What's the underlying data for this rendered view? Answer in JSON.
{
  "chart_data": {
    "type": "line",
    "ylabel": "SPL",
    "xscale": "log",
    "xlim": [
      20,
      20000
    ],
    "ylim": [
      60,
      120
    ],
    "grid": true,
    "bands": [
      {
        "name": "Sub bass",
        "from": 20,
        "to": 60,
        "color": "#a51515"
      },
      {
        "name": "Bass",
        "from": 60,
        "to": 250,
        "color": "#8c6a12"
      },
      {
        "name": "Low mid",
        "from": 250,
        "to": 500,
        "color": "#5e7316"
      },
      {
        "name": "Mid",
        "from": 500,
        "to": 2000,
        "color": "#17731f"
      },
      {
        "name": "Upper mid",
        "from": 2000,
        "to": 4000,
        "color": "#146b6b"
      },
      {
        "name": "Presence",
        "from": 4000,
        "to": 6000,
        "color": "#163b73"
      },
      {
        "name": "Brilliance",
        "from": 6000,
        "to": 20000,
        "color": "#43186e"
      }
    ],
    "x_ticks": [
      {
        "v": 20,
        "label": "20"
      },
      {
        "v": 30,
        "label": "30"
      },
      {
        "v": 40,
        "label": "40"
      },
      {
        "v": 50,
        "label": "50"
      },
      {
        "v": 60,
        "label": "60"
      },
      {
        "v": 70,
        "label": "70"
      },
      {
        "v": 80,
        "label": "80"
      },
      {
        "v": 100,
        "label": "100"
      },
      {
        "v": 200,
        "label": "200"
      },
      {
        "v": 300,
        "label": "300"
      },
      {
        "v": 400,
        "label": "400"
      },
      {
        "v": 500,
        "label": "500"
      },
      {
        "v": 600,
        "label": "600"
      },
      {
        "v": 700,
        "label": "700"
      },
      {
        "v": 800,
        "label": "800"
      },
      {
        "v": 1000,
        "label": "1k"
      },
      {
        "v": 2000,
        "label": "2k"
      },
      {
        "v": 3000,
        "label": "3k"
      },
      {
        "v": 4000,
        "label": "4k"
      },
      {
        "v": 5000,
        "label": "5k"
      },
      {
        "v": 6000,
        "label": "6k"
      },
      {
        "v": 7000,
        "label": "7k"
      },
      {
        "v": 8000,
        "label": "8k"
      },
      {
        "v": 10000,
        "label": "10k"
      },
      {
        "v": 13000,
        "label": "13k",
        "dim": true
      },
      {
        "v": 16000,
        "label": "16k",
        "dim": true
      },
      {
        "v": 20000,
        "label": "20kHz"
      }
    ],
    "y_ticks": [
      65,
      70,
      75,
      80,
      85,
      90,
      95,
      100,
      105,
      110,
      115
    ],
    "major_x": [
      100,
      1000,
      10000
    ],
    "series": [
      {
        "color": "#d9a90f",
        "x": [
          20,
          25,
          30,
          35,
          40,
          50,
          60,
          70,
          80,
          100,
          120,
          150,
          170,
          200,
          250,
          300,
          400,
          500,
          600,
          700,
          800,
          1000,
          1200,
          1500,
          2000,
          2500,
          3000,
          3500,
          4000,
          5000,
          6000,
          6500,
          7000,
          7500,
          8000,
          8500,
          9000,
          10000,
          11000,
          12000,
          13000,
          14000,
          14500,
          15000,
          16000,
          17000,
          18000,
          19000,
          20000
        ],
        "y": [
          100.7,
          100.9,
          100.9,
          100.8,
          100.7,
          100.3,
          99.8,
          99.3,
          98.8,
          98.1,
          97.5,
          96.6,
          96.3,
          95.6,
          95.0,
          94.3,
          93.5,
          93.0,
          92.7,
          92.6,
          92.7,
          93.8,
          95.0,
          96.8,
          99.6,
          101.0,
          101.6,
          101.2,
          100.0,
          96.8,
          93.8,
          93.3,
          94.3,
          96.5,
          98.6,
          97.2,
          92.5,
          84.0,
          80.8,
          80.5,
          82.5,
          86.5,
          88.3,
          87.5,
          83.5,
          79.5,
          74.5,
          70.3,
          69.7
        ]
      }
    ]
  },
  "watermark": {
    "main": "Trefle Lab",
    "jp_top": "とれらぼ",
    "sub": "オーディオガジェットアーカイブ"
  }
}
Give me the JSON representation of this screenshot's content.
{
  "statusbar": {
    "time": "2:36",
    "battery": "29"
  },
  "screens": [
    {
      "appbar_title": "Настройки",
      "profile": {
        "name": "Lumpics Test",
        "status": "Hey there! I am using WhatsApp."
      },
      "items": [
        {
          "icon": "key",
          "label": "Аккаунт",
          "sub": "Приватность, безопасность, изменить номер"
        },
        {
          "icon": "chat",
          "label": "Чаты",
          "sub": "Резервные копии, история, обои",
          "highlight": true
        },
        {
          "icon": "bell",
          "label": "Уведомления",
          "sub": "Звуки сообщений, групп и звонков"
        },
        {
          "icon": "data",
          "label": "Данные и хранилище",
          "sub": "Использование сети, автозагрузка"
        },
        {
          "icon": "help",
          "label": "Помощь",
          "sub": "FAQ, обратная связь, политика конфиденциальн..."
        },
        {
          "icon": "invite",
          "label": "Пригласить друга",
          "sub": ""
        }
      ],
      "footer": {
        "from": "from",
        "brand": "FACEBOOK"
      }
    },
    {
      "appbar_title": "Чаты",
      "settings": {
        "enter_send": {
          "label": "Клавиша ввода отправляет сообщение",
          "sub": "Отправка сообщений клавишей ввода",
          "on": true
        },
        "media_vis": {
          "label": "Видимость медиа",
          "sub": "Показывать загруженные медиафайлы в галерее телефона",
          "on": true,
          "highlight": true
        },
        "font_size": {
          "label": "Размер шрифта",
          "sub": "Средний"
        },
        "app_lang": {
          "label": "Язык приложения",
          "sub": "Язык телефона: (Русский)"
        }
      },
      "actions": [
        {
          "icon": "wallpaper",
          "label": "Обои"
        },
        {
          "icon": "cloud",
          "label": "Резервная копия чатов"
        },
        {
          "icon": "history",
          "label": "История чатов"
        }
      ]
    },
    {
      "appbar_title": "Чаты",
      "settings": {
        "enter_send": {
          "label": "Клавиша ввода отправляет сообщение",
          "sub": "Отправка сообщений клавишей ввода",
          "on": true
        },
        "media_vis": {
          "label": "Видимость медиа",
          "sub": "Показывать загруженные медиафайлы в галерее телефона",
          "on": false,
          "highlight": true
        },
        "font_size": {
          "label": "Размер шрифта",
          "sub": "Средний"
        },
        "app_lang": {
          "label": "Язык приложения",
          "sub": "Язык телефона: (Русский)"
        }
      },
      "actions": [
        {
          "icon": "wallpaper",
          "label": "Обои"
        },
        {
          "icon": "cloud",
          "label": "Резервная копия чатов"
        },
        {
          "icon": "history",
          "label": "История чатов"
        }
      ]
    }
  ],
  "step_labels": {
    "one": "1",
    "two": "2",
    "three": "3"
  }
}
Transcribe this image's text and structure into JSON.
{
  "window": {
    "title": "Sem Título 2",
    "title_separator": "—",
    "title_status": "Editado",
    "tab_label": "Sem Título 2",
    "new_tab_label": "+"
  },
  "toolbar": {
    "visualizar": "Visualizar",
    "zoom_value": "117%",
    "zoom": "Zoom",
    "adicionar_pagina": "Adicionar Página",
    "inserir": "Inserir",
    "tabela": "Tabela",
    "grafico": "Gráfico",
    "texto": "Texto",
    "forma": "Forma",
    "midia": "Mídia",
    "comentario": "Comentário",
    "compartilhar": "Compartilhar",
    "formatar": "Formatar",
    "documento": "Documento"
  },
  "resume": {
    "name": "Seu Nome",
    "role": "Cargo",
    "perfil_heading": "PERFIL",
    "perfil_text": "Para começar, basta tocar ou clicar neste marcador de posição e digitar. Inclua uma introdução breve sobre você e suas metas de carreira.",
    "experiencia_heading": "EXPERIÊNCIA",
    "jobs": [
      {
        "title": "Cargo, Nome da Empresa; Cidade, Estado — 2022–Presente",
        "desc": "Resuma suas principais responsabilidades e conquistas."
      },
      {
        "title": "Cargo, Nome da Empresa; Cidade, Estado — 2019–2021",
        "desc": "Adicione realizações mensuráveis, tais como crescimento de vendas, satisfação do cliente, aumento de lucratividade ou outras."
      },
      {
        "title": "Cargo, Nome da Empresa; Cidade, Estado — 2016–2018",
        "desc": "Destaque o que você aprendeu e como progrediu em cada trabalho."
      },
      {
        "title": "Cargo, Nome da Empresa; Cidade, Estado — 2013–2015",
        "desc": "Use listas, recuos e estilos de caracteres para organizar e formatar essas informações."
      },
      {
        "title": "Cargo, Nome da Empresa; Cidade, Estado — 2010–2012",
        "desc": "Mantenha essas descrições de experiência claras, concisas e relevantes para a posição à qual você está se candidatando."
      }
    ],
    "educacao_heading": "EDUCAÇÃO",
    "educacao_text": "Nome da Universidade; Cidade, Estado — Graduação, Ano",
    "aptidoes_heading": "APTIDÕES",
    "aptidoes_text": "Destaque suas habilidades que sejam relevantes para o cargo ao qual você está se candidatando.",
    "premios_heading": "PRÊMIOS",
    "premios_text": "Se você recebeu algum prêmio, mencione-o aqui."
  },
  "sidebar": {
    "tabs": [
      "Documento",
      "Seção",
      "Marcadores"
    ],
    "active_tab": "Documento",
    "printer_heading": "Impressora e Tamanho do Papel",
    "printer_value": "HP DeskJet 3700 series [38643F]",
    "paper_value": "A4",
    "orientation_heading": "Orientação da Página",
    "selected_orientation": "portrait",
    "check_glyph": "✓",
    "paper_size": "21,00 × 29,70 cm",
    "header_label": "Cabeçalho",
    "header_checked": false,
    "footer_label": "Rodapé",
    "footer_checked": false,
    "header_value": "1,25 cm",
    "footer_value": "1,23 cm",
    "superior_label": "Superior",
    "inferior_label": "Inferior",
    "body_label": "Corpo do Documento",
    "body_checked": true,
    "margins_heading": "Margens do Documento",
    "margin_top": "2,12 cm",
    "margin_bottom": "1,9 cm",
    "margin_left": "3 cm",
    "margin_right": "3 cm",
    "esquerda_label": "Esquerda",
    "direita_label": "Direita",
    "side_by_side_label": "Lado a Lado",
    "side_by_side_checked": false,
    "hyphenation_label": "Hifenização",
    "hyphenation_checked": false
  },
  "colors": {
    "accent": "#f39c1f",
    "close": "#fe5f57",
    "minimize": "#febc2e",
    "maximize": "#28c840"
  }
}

#### WHAT IS ASKED
In the records above, find each line that holds the word "Página"; copy all such lines.

#### TASK RESPONSE
    "adicionar_pagina": "Adicionar Página",
    "orientation_heading": "Orientação da Página",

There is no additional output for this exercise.